WHAT IS BEING ASKED:
Extract the records below word for word and ignore the images.

Dataset rows for document pages:
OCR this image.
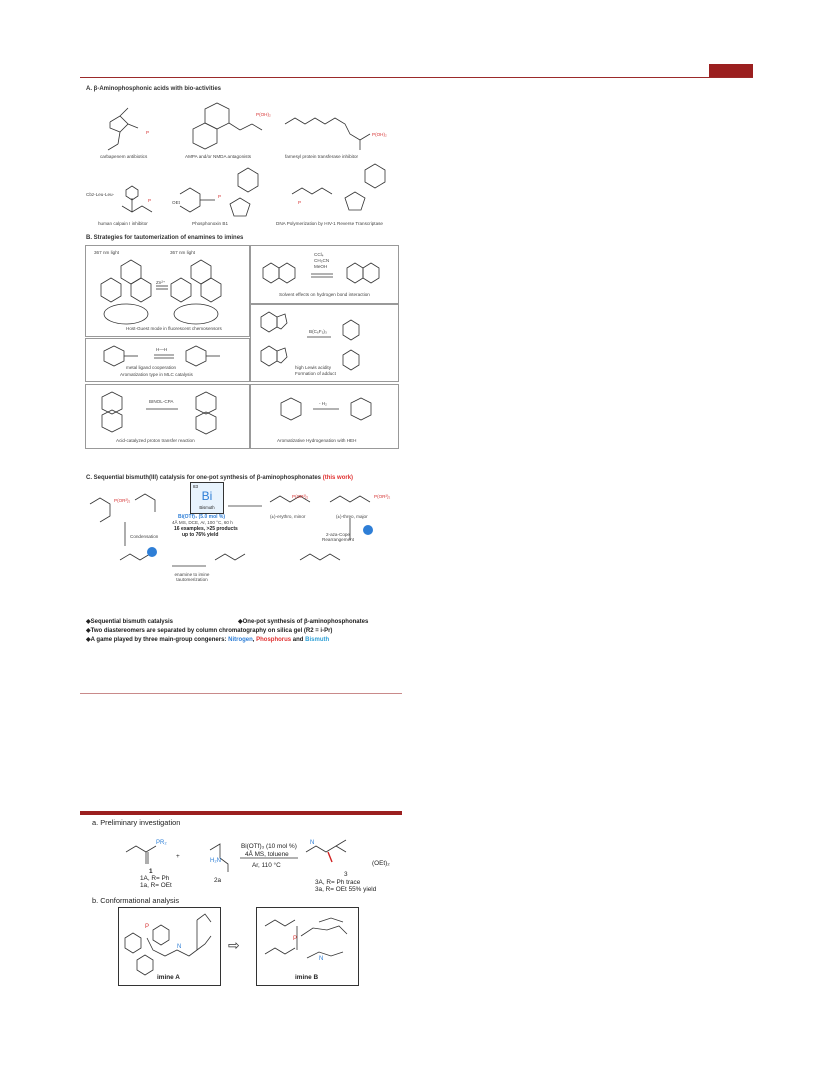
A. β-Aminophosphonic acids with bio-activities
P
P(OH)₂
P(OH)₂
P
P
P
carbapenem antibiotics	AMPA and/or NMDA antagonists	farnesyl protein transferase inhibitor
Cbz-Leu-Leu-
OEt
human calpain I inhibitor	Phosphonoxin B1	DNA Polymerization by HIV-1 Reverse Transcriptase
B. Strategies for tautomerization of enamines to imines
367 nm light	367 nm light
Zn²⁺
Host-Guest mode in fluorescent chemosensors
CCl₄
CH₃CN
MeOH
Solvent effects on hydrogen bond interaction
H—H
metal ligand cooperation
Aromatization type in MLC catalysis
B(C₆F₅)₃
high Lewis acidity
Formation of adduct
BINOL-CPA
Acid-catalyzed proton transfer reaction
- H₂
Aromatizative Hydrogenation with HEH
C. Sequential bismuth(III) catalysis for one-pot synthesis of β-aminophosphonates (this work)
83
Bi
Bismuth
P(OR²)₂
P(OR²)₂	P(OR²)₂
Bi(OTf)₃ (5.0 mol %)
4Å MS, DCE, Ar, 100 °C, 60 h
16 examples, >25 products
up to 76% yield
(±)-erythro, minor	(±)-threo, major
Condensation	2-aza-Cope Rearrangement
enamine to imine tautomerization
◆Sequential bismuth catalysis	◆One-pot synthesis of β-aminophosphonates
◆Two diastereomers are separated by column chromatography on silica gel (R2 = i-Pr)
◆A game played by three main-group congeners: Nitrogen, Phosphorus and Bismuth
a. Preliminary investigation
PR₂
H₂N
N
+
Bi(OTf)₃ (10 mol %)
4Å MS, toluene
Ar, 110 °C	(OEt)₂
1
1A, R= Ph
1a, R= OEt
2a
3
3A, R= Ph trace
3a, R= OEt 55% yield
b. Conformational analysis
P
N
imine A
⇨	P
N
imine B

ANSWER BELOW:
OCR this image.
A. β-Aminophosphonic acids with bio-activities
P
P(OH)₂
P(OH)₂
P
P
P
carbapenem antibiotics	AMPA and/or NMDA antagonists	farnesyl protein transferase inhibitor
Cbz-Leu-Leu-
OEt
human calpain I inhibitor	Phosphonoxin B1	DNA Polymerization by HIV-1 Reverse Transcriptase
B. Strategies for tautomerization of enamines to imines
367 nm light	367 nm light
Zn²⁺
Host-Guest mode in fluorescent chemosensors
CCl₄
CH₃CN
MeOH
Solvent effects on hydrogen bond interaction
H—H
metal ligand cooperation
Aromatization type in MLC catalysis
B(C₆F₅)₃
high Lewis acidity
Formation of adduct
BINOL-CPA
Acid-catalyzed proton transfer reaction
- H₂
Aromatizative Hydrogenation with HEH
C. Sequential bismuth(III) catalysis for one-pot synthesis of β-aminophosphonates (this work)
83
Bi
Bismuth
P(OR²)₂
P(OR²)₂	P(OR²)₂
Bi(OTf)₃ (5.0 mol %)
4Å MS, DCE, Ar, 100 °C, 60 h
16 examples, >25 products
up to 76% yield
(±)-erythro, minor	(±)-threo, major
Condensation	2-aza-Cope Rearrangement
enamine to imine tautomerization
◆Sequential bismuth catalysis	◆One-pot synthesis of β-aminophosphonates
◆Two diastereomers are separated by column chromatography on silica gel (R2 = i-Pr)
◆A game played by three main-group congeners: Nitrogen, Phosphorus and Bismuth
a. Preliminary investigation
PR₂
H₂N
N
+
Bi(OTf)₃ (10 mol %)
4Å MS, toluene
Ar, 110 °C	(OEt)₂
1
1A, R= Ph
1a, R= OEt
2a
3
3A, R= Ph trace
3a, R= OEt 55% yield
b. Conformational analysis
P
N
imine A
⇨	P
N
imine B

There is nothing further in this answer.